All of the entries must be reproduced exactly, with no images carried over.

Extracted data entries
--------------------------------
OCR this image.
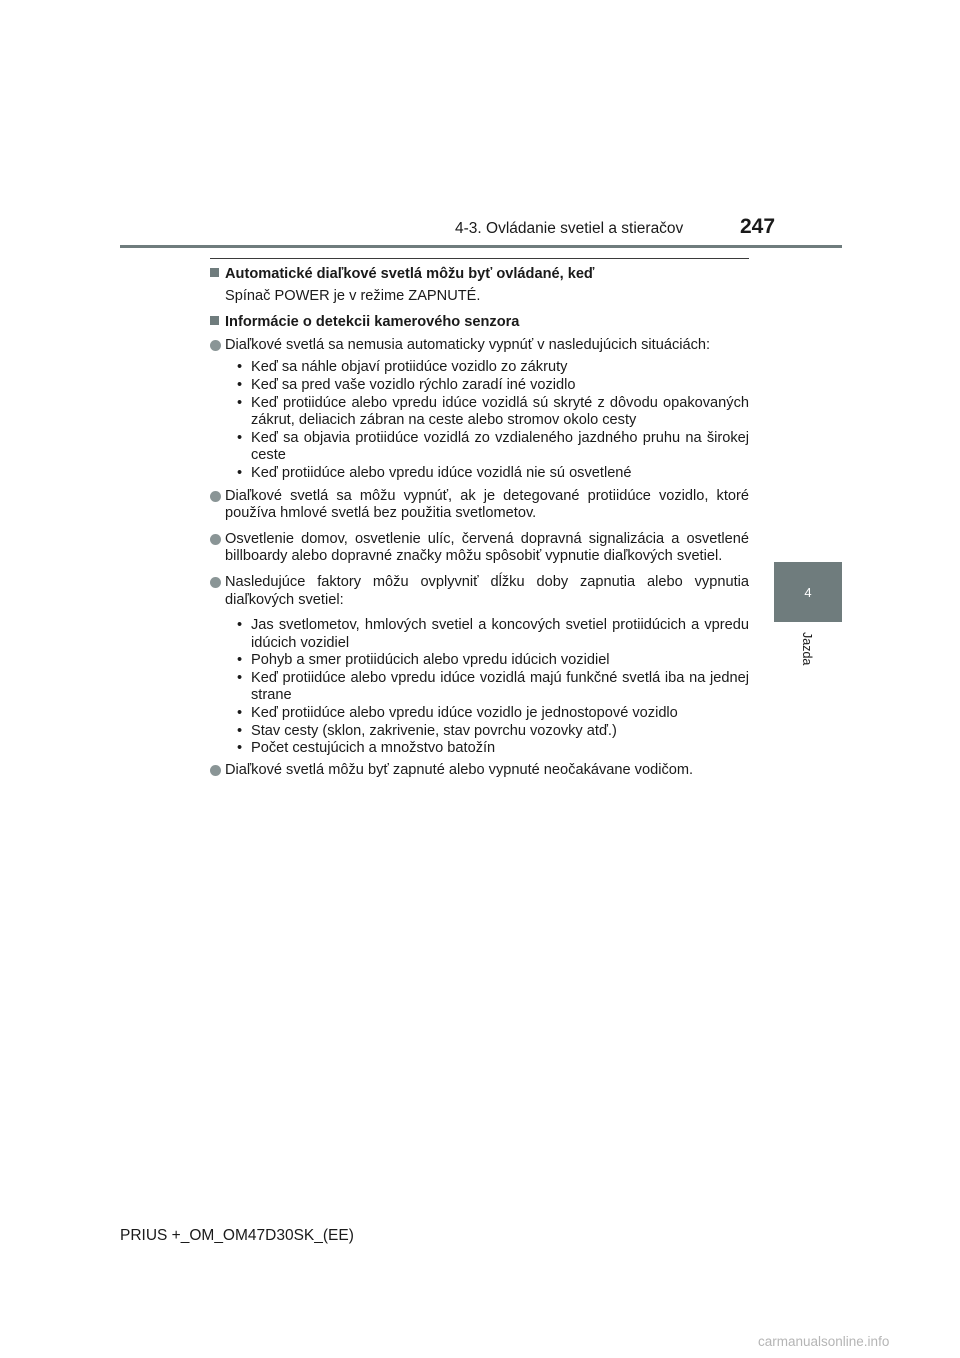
4-3. Ovládanie svetiel a stieračov	247
4
Jazda
Automatické diaľkové svetlá môžu byť ovládané, keď
Spínač POWER je v režime ZAPNUTÉ.
Informácie o detekcii kamerového senzora
Diaľkové svetlá sa nemusia automaticky vypnúť v nasledujúcich situáciách:
• Keď sa náhle objaví protiidúce vozidlo zo zákruty
• Keď sa pred vaše vozidlo rýchlo zaradí iné vozidlo
• Keď protiidúce alebo vpredu idúce vozidlá sú skryté z dôvodu opakovaných zákrut, deliacich zábran na ceste alebo stromov okolo cesty
• Keď sa objavia protiidúce vozidlá zo vzdialeného jazdného pruhu na širokej ceste
• Keď protiidúce alebo vpredu idúce vozidlá nie sú osvetlené
Diaľkové svetlá sa môžu vypnúť, ak je detegované protiidúce vozidlo, ktoré používa hmlové svetlá bez použitia svetlometov.
Osvetlenie domov, osvetlenie ulíc, červená dopravná signalizácia a osvetlené billboardy alebo dopravné značky môžu spôsobiť vypnutie diaľkových svetiel.
Nasledujúce faktory môžu ovplyvniť dĺžku doby zapnutia alebo vypnutia diaľkových svetiel:
• Jas svetlometov, hmlových svetiel a koncových svetiel protiidúcich a vpredu idúcich vozidiel
• Pohyb a smer protiidúcich alebo vpredu idúcich vozidiel
• Keď protiidúce alebo vpredu idúce vozidlá majú funkčné svetlá iba na jednej strane
• Keď protiidúce alebo vpredu idúce vozidlo je jednostopové vozidlo
• Stav cesty (sklon, zakrivenie, stav povrchu vozovky atď.)
• Počet cestujúcich a množstvo batožín
Diaľkové svetlá môžu byť zapnuté alebo vypnuté neočakávane vodičom.
PRIUS +_OM_OM47D30SK_(EE)
carmanualsonline.info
--------------------------------
**Written solution**
OCR this image.
4-3. Ovládanie svetiel a stieračov	247
4
Jazda
Automatické diaľkové svetlá môžu byť ovládané, keď
Spínač POWER je v režime ZAPNUTÉ.
Informácie o detekcii kamerového senzora
Diaľkové svetlá sa nemusia automaticky vypnúť v nasledujúcich situáciách:
• Keď sa náhle objaví protiidúce vozidlo zo zákruty
• Keď sa pred vaše vozidlo rýchlo zaradí iné vozidlo
• Keď protiidúce alebo vpredu idúce vozidlá sú skryté z dôvodu opakovaných zákrut, deliacich zábran na ceste alebo stromov okolo cesty
• Keď sa objavia protiidúce vozidlá zo vzdialeného jazdného pruhu na širokej ceste
• Keď protiidúce alebo vpredu idúce vozidlá nie sú osvetlené
Diaľkové svetlá sa môžu vypnúť, ak je detegované protiidúce vozidlo, ktoré používa hmlové svetlá bez použitia svetlometov.
Osvetlenie domov, osvetlenie ulíc, červená dopravná signalizácia a osvetlené billboardy alebo dopravné značky môžu spôsobiť vypnutie diaľkových svetiel.
Nasledujúce faktory môžu ovplyvniť dĺžku doby zapnutia alebo vypnutia diaľkových svetiel:
• Jas svetlometov, hmlových svetiel a koncových svetiel protiidúcich a vpredu idúcich vozidiel
• Pohyb a smer protiidúcich alebo vpredu idúcich vozidiel
• Keď protiidúce alebo vpredu idúce vozidlá majú funkčné svetlá iba na jednej strane
• Keď protiidúce alebo vpredu idúce vozidlo je jednostopové vozidlo
• Stav cesty (sklon, zakrivenie, stav povrchu vozovky atď.)
• Počet cestujúcich a množstvo batožín
Diaľkové svetlá môžu byť zapnuté alebo vypnuté neočakávane vodičom.
PRIUS +_OM_OM47D30SK_(EE)
carmanualsonline.info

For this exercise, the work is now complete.